- _Exercise goal_:
Line count for "HANSON": give the number of lines in the records below that hold it, and nothing else.

- _Data_:
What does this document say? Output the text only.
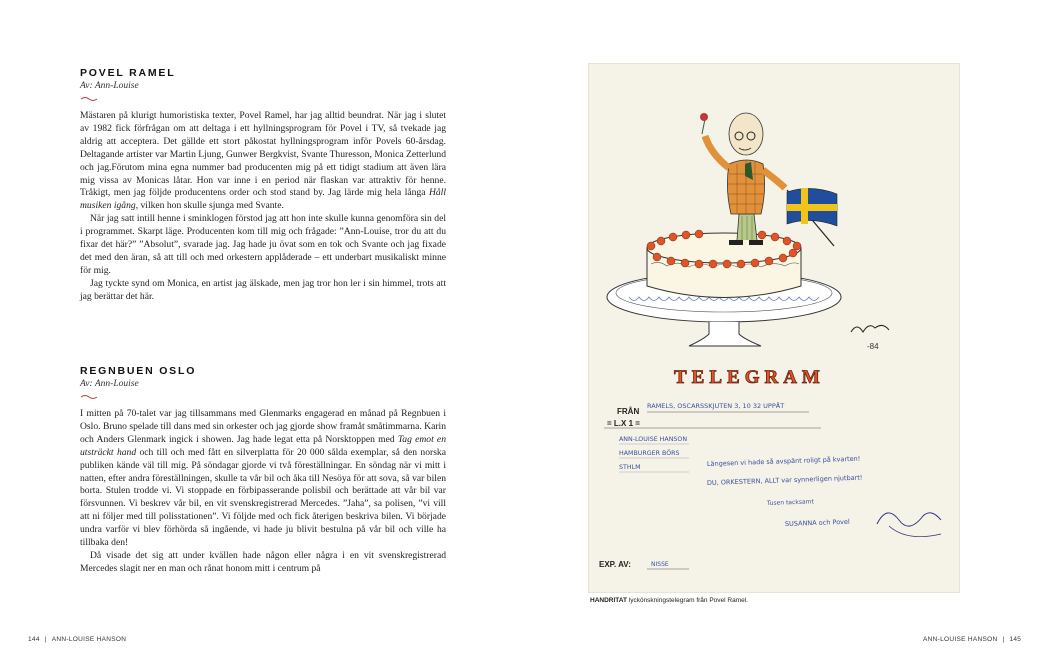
POVEL RAMEL
Av: Ann-Louise

Mästaren på klurigt humoristiska texter, Povel Ramel, har jag alltid beundrat. När jag i slutet av 1982 fick förfrågan om att deltaga i ett hyllningsprogram för Povel i TV, så tvekade jag aldrig att acceptera. Det gällde ett stort påkostat hyllningsprogram inför Povels 60-årsdag. Deltagande artister var Martin Ljung, Gunwer Bergkvist, Svante Thuresson, Monica Zetterlund och jag.Förutom mina egna nummer bad producenten mig på ett tidigt stadium att även lära mig vissa av Monicas låtar. Hon var inne i en period när flaskan var attraktiv för henne. Tråkigt, men jag följde producentens order och stod stand by. Jag lärde mig hela långa Håll musiken igång, vilken hon skulle sjunga med Svante.

När jag satt intill henne i sminklogen förstod jag att hon inte skulle kunna genomföra sin del i programmet. Skarpt läge. Producenten kom till mig och frågade: ”Ann-Louise, tror du att du fixar det här?” ”Absolut”, svarade jag. Jag hade ju övat som en tok och Svante och jag fixade det med den äran, så att till och med orkestern applåderade – ett underbart musikaliskt minne för mig.

Jag tyckte synd om Monica, en artist jag älskade, men jag tror hon ler i sin himmel, trots att jag berättar det här.

REGNBUEN OSLO
Av: Ann-Louise

I mitten på 70-talet var jag tillsammans med Glenmarks engagerad en månad på Regnbuen i Oslo. Bruno spelade till dans med sin orkester och jag gjorde show framåt småtimmarna. Karin och Anders Glenmark ingick i showen. Jag hade legat etta på Norsktoppen med Tag emot en utsträckt hand och till och med fått en silverplatta för 20 000 sålda exemplar, så den norska publiken kände väl till mig. På söndagar gjorde vi två föreställningar. En söndag när vi mitt i natten, efter andra föreställningen, skulle ta vår bil och åka till Nesöya för att sova, så var bilen borta. Stulen trodde vi. Vi stoppade en förbipasserande polisbil och berättade att vår bil var försvunnen. Vi beskrev vår bil, en vit svenskregistrerad Mercedes. ”Jaha”, sa polisen, ”vi vill att ni följer med till polisstationen”. Vi följde med och fick återigen beskriva bilen. Vi började undra varför vi blev förhörda så ingående, vi hade ju blivit bestulna på vår bil och ville ha tillbaka den!

Då visade det sig att under kvällen hade någon eller några i en vit svenskregistrerad Mercedes slagit ner en man och rånat honom mitt i centrum på

144 | ANN-LOUISE HANSON
-84
TELEGRAM
FRÅN
= L.X 1 =
RAMELS, OSCARSSKJUTEN 3, 10 32 UPPÅT
ANN-LOUISE HANSON
HAMBURGER BÖRS
STHLM	Längesen vi hade så avspänt roligt på kvarten!
DU, ORKESTERN, ALLT var synnerligen njutbart!
Tusen tacksamt
SUSANNA och Povel
EXP. AV:	NISSE
HANDRITAT lyckönskningstelegram från Povel Ramel.
ANN-LOUISE HANSON | 145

- _Result of this task_:
3